**What is needed**:
Check the listing below for lines that hold "date". How many are there? Please give only the number.

(Extracted data entries)
== == ==

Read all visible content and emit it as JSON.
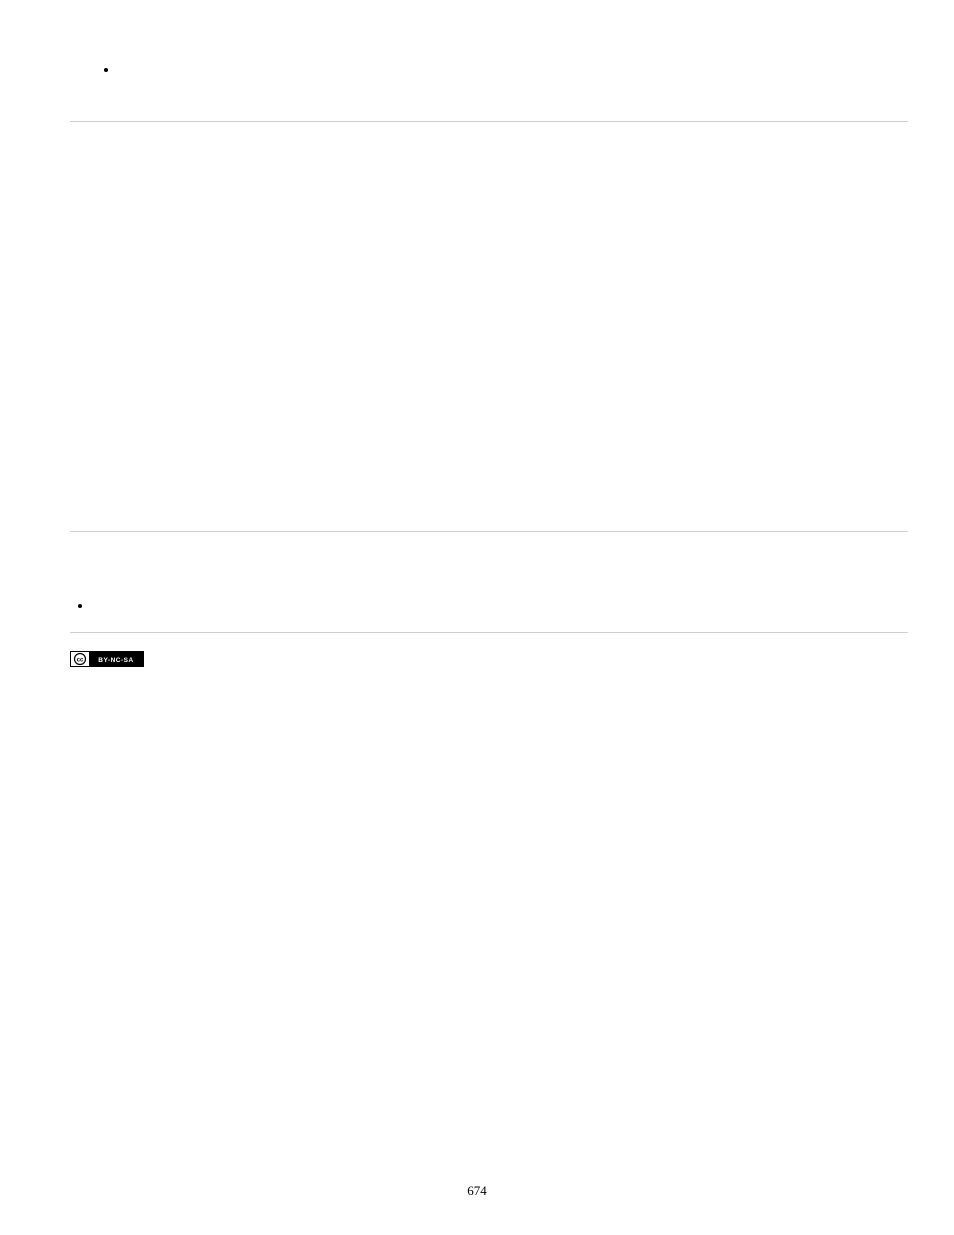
{
  "page": {
    "number": "674"
  },
  "cc_badge": {
    "label": "BY-NC-SA",
    "cc_text": "cc"
  }
}
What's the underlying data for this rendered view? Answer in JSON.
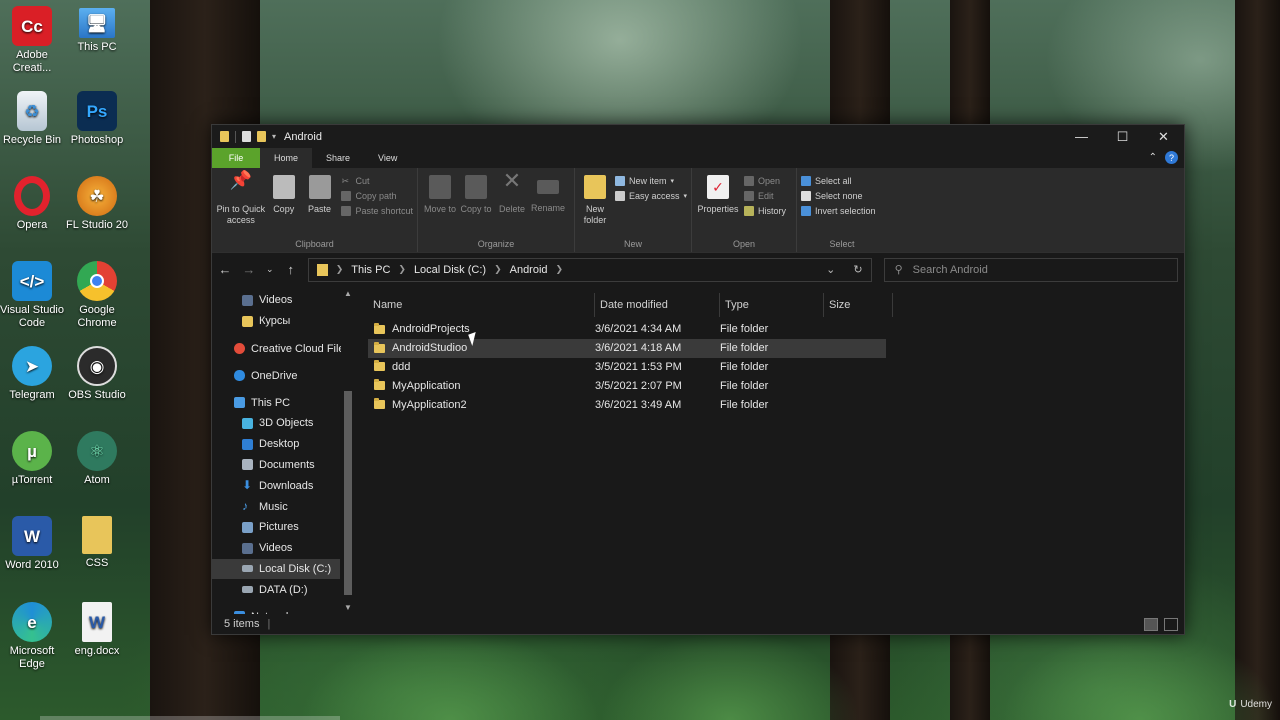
{
  "desktop": {
    "icons": [
      {
        "label": "Adobe Creati...",
        "icon": "adobe-cc-icon",
        "color": "#da1f26"
      },
      {
        "label": "This PC",
        "icon": "computer-icon",
        "color": "#3b8fd9"
      },
      {
        "label": "Recycle Bin",
        "icon": "recycle-bin-icon",
        "color": "#d8e4ee"
      },
      {
        "label": "Photoshop",
        "icon": "photoshop-icon",
        "color": "#0b2d52"
      },
      {
        "label": "Opera",
        "icon": "opera-icon",
        "color": "#e2222d"
      },
      {
        "label": "FL Studio 20",
        "icon": "fl-studio-icon",
        "color": "#f08a1c"
      },
      {
        "label": "Visual Studio Code",
        "icon": "vscode-icon",
        "color": "#1c8ad6"
      },
      {
        "label": "Google Chrome",
        "icon": "chrome-icon",
        "color": "#e34133"
      },
      {
        "label": "Telegram",
        "icon": "telegram-icon",
        "color": "#2ba4df"
      },
      {
        "label": "OBS Studio",
        "icon": "obs-icon",
        "color": "#2b2b2b"
      },
      {
        "label": "µTorrent",
        "icon": "utorrent-icon",
        "color": "#5bb34a"
      },
      {
        "label": "Atom",
        "icon": "atom-icon",
        "color": "#66c89a"
      },
      {
        "label": "Word 2010",
        "icon": "word-icon",
        "color": "#2a5aa8"
      },
      {
        "label": "CSS",
        "icon": "folder-icon",
        "color": "#e8c55a"
      },
      {
        "label": "Microsoft Edge",
        "icon": "edge-icon",
        "color": "#1f8fd6"
      },
      {
        "label": "eng.docx",
        "icon": "docx-icon",
        "color": "#2a5aa8"
      }
    ]
  },
  "window": {
    "title": "Android",
    "controls": {
      "minimize": "—",
      "maximize": "☐",
      "close": "✕"
    }
  },
  "tabs": {
    "file": "File",
    "home": "Home",
    "share": "Share",
    "view": "View"
  },
  "ribbon": {
    "clipboard": {
      "label": "Clipboard",
      "pin": "Pin to Quick access",
      "copy": "Copy",
      "paste": "Paste",
      "cut": "Cut",
      "copy_path": "Copy path",
      "paste_shortcut": "Paste shortcut"
    },
    "organize": {
      "label": "Organize",
      "move_to": "Move to",
      "copy_to": "Copy to",
      "delete": "Delete",
      "rename": "Rename"
    },
    "new": {
      "label": "New",
      "new_folder": "New folder",
      "new_item": "New item",
      "easy_access": "Easy access"
    },
    "open": {
      "label": "Open",
      "properties": "Properties",
      "open": "Open",
      "edit": "Edit",
      "history": "History"
    },
    "select": {
      "label": "Select",
      "select_all": "Select all",
      "select_none": "Select none",
      "invert": "Invert selection"
    }
  },
  "address": {
    "crumbs": [
      "This PC",
      "Local Disk (C:)",
      "Android"
    ],
    "search_placeholder": "Search Android"
  },
  "navpane": {
    "items": [
      {
        "label": "Videos",
        "icon": "videos-icon",
        "indent": 1
      },
      {
        "label": "Курсы",
        "icon": "folder-icon",
        "indent": 1
      },
      {
        "label": "Creative Cloud Files",
        "icon": "creative-cloud-icon",
        "indent": 0
      },
      {
        "label": "OneDrive",
        "icon": "onedrive-icon",
        "indent": 0
      },
      {
        "label": "This PC",
        "icon": "computer-icon",
        "indent": 0
      },
      {
        "label": "3D Objects",
        "icon": "3d-objects-icon",
        "indent": 1
      },
      {
        "label": "Desktop",
        "icon": "desktop-icon",
        "indent": 1
      },
      {
        "label": "Documents",
        "icon": "documents-icon",
        "indent": 1
      },
      {
        "label": "Downloads",
        "icon": "downloads-icon",
        "indent": 1
      },
      {
        "label": "Music",
        "icon": "music-icon",
        "indent": 1
      },
      {
        "label": "Pictures",
        "icon": "pictures-icon",
        "indent": 1
      },
      {
        "label": "Videos",
        "icon": "videos-icon",
        "indent": 1
      },
      {
        "label": "Local Disk (C:)",
        "icon": "drive-icon",
        "indent": 1,
        "selected": true
      },
      {
        "label": "DATA (D:)",
        "icon": "drive-icon",
        "indent": 1
      },
      {
        "label": "Network",
        "icon": "network-icon",
        "indent": 0
      }
    ]
  },
  "columns": {
    "name": "Name",
    "date": "Date modified",
    "type": "Type",
    "size": "Size"
  },
  "files": [
    {
      "name": "AndroidProjects",
      "date": "3/6/2021 4:34 AM",
      "type": "File folder"
    },
    {
      "name": "AndroidStudioo",
      "date": "3/6/2021 4:18 AM",
      "type": "File folder",
      "hover": true
    },
    {
      "name": "ddd",
      "date": "3/5/2021 1:53 PM",
      "type": "File folder"
    },
    {
      "name": "MyApplication",
      "date": "3/5/2021 2:07 PM",
      "type": "File folder"
    },
    {
      "name": "MyApplication2",
      "date": "3/6/2021 3:49 AM",
      "type": "File folder"
    }
  ],
  "status": {
    "items": "5 items"
  },
  "watermark": "Udemy",
  "colors": {
    "file_tab": "#5ba32b",
    "folder": "#e8c55a",
    "window_bg": "#191919",
    "ribbon_bg": "#2b2b2b"
  }
}
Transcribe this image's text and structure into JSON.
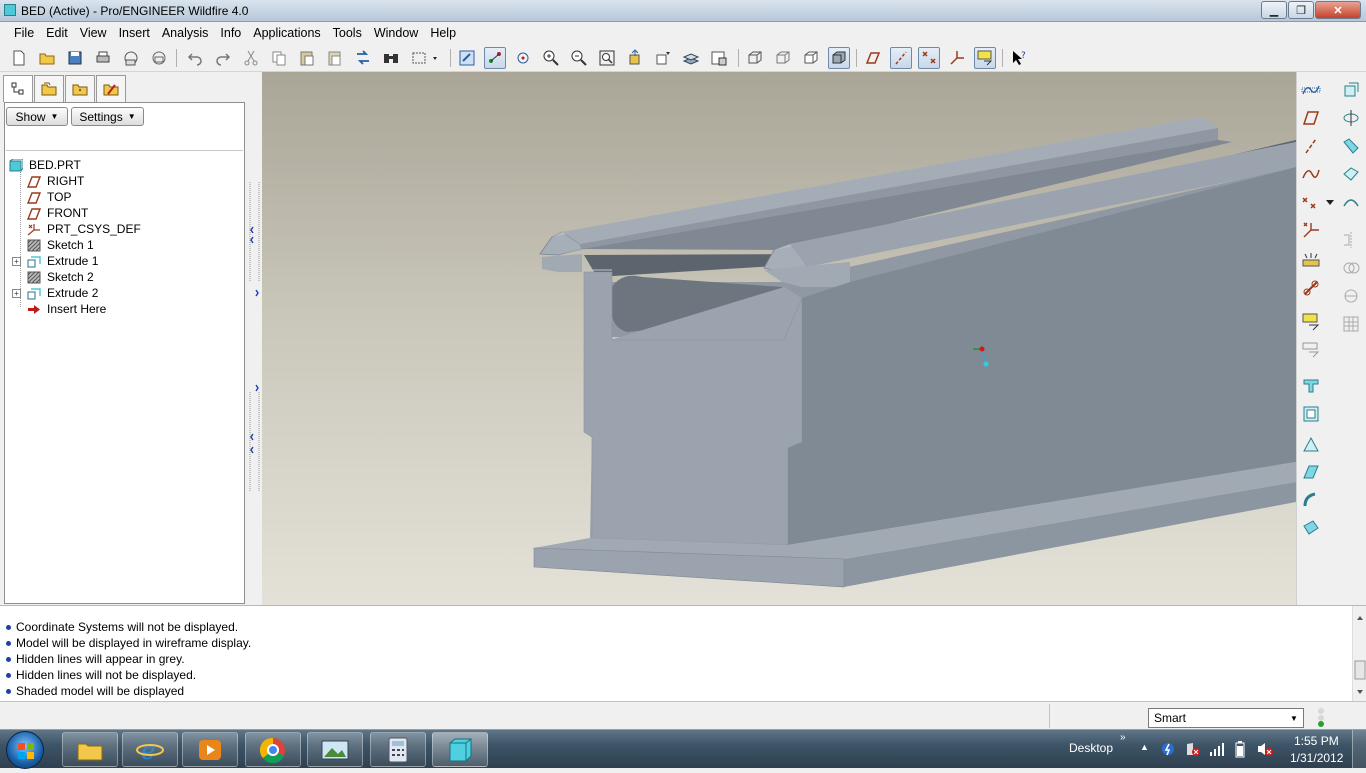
{
  "window": {
    "title": "BED (Active) - Pro/ENGINEER Wildfire 4.0",
    "minimize_label": "▁",
    "maximize_label": "❐",
    "close_label": "✕"
  },
  "menu": {
    "items": [
      "File",
      "Edit",
      "View",
      "Insert",
      "Analysis",
      "Info",
      "Applications",
      "Tools",
      "Window",
      "Help"
    ]
  },
  "toolbar": {
    "icons": [
      "new-icon",
      "open-icon",
      "save-icon",
      "print-icon",
      "email-icon",
      "email-link-icon",
      "undo-icon",
      "redo-icon",
      "cut-icon",
      "copy-icon",
      "paste-icon",
      "paste-special-icon",
      "regenerate-icon",
      "select-box-icon",
      "repaint-icon",
      "spin-center-icon",
      "orient-mode-icon",
      "zoom-in-icon",
      "zoom-out-icon",
      "refit-icon",
      "reorient-icon",
      "saved-views-icon",
      "layers-icon",
      "view-manager-icon",
      "wireframe-icon",
      "hidden-line-icon",
      "no-hidden-icon",
      "shaded-icon",
      "datum-planes-icon",
      "datum-axes-icon",
      "datum-points-icon",
      "coordinate-systems-icon",
      "annotations-icon",
      "context-help-icon"
    ]
  },
  "model_tree": {
    "show_label": "Show",
    "settings_label": "Settings",
    "nodes": [
      {
        "label": "BED.PRT",
        "icon": "part-icon"
      },
      {
        "label": "RIGHT",
        "icon": "datum-plane-icon"
      },
      {
        "label": "TOP",
        "icon": "datum-plane-icon"
      },
      {
        "label": "FRONT",
        "icon": "datum-plane-icon"
      },
      {
        "label": "PRT_CSYS_DEF",
        "icon": "csys-icon"
      },
      {
        "label": "Sketch 1",
        "icon": "sketch-icon"
      },
      {
        "label": "Extrude 1",
        "icon": "extrude-icon"
      },
      {
        "label": "Sketch 2",
        "icon": "sketch-icon"
      },
      {
        "label": "Extrude 2",
        "icon": "extrude-icon"
      },
      {
        "label": "Insert Here",
        "icon": "insert-arrow-icon"
      }
    ]
  },
  "messages": [
    "Coordinate Systems will not be displayed.",
    "Model will be displayed in wireframe display.",
    "Hidden lines will appear in grey.",
    "Hidden lines will not be displayed.",
    "Shaded model will be displayed"
  ],
  "status": {
    "filter_value": "Smart"
  },
  "taskbar": {
    "desktop_label": "Desktop",
    "time": "1:55 PM",
    "date": "1/31/2012",
    "apps": [
      "explorer-icon",
      "internet-explorer-icon",
      "media-player-icon",
      "chrome-icon",
      "image-viewer-icon",
      "calculator-icon",
      "proengineer-icon"
    ]
  },
  "colors": {
    "viewport_top": "#a9a597",
    "viewport_bottom": "#e4e2d8",
    "model_face": "#9aa3ae",
    "model_dark": "#7e8894",
    "accent_blue": "#1d3fae"
  }
}
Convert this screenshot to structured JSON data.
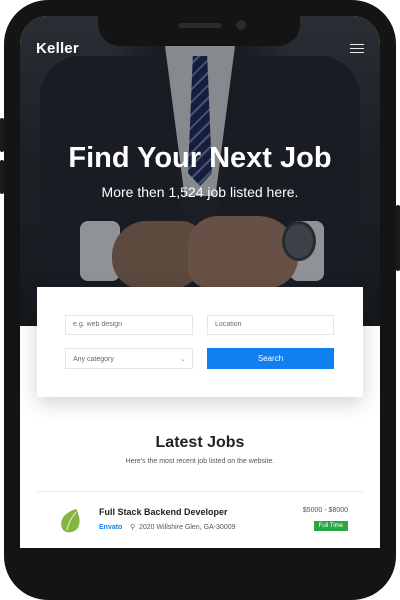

== == ==

**Exercise result**:
7